Tugas A:
Sebutkan semua yang dikerahkan menjelang pelantikan menurut teks tentang ketegangan pascapelantikan di bawah ini.

Oleh Tamsil Linrung (Senator DPD RI, Anggota MPR RI) pada hari Minggu, 20 Okt 2019 - 12:44:47 WIB
Bagikan Berita ini :

Mengelola Ketegangan Pascapelantikan

tscom_news_photo_1571550287.jpeg
(Sumber foto : Istimewa)

Tegang, serius, mendebarkan dan mencekam. Itulah gambaran kebatinan Jakarta beberapa hari jelang pelantikan Presiden dan Wakil Presiden Jokowi-Ma’ruf (20/10). Setidaknya, amat terasa bila kita beraktivitas di kawasan Senayan dan sekitarnya.

Kendaraan taktis, pasukan pengamanan berseragam dan bersenjata lengkap, pasukan dalam penyamaran, hingga anjing pelacak dikerahkan. Situasi terasa mencekam. Entah didesain memang seperti itu, atau hanya kesan yang ditimbulkan. Namun, kita merasakan ada jarak yang memisahkan. Antara Presiden dan Wapres pilihan rakyat itu, dengan masyarakat yang tak boleh lagi dipandang “dia pemilih saya dan itu bukan kelompok dari seberang”.

Pemilu telah selesai, pelantikan digelar. Mereka yang terpilih akhirnya harus melayani semua. Tanpa melihat latar belakang dukungan ketika Pilpres yang memang menciptakan ketegangan dimana-mana. Mempertahankan iklim ketegangan itu, sengaja atau tidak, justru terus berimplikasi pada keretakan di tengah-tengah masyarakat.

Apalagi, buzzer politik terus melontarkan konten-konten agitatif di media sosial. Narasi kelompok radikal, ancaman keamanan, dan aneka pesan multimedia yang memancing kisruh terus reproduksi. Alih-alih menerapkan strategi komunikasi afirmatif yang merupakan kultur masyarakat kita.

Tugas B:
Tulis kembali catatan mulai dari baris pertama sampai dengan baris yang memuat "tweet-card[interactable]: @Vic___ia Wenn", dengan mengganti "interactable" menjadi "interaktif" dan membiarkan semua bagian lain tetap sama.

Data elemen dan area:
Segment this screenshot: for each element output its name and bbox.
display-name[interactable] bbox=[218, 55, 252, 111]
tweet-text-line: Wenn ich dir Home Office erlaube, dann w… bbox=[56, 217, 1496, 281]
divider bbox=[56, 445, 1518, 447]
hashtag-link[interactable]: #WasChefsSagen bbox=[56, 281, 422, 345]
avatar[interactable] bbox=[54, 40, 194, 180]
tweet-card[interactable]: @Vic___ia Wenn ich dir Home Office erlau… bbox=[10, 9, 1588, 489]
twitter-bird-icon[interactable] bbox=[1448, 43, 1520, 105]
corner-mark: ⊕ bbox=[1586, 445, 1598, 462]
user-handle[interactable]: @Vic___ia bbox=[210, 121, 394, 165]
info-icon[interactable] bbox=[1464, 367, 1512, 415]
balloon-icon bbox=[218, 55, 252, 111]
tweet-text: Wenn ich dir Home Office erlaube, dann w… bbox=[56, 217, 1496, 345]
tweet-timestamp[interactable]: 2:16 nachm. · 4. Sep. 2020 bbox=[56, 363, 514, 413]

Jawaban A:
- Kendaraan taktis
- Pasukan pengamanan berseragam dan bersenjata lengkap
- Pasukan dalam penyamaran
- Anjing pelacak

Jawaban B:
Segment this screenshot: for each element output its name and bbox.
display-name[interaktif] bbox=[218, 55, 252, 111]
tweet-text-line: Wenn ich dir Home Office erlaube, dann w… bbox=[56, 217, 1496, 281]
divider bbox=[56, 445, 1518, 447]
hashtag-link[interaktif]: #WasChefsSagen bbox=[56, 281, 422, 345]
avatar[interaktif] bbox=[54, 40, 194, 180]
tweet-card[interaktif]: @Vic___ia Wenn ich dir Home Office erlau… bbox=[10, 9, 1588, 489]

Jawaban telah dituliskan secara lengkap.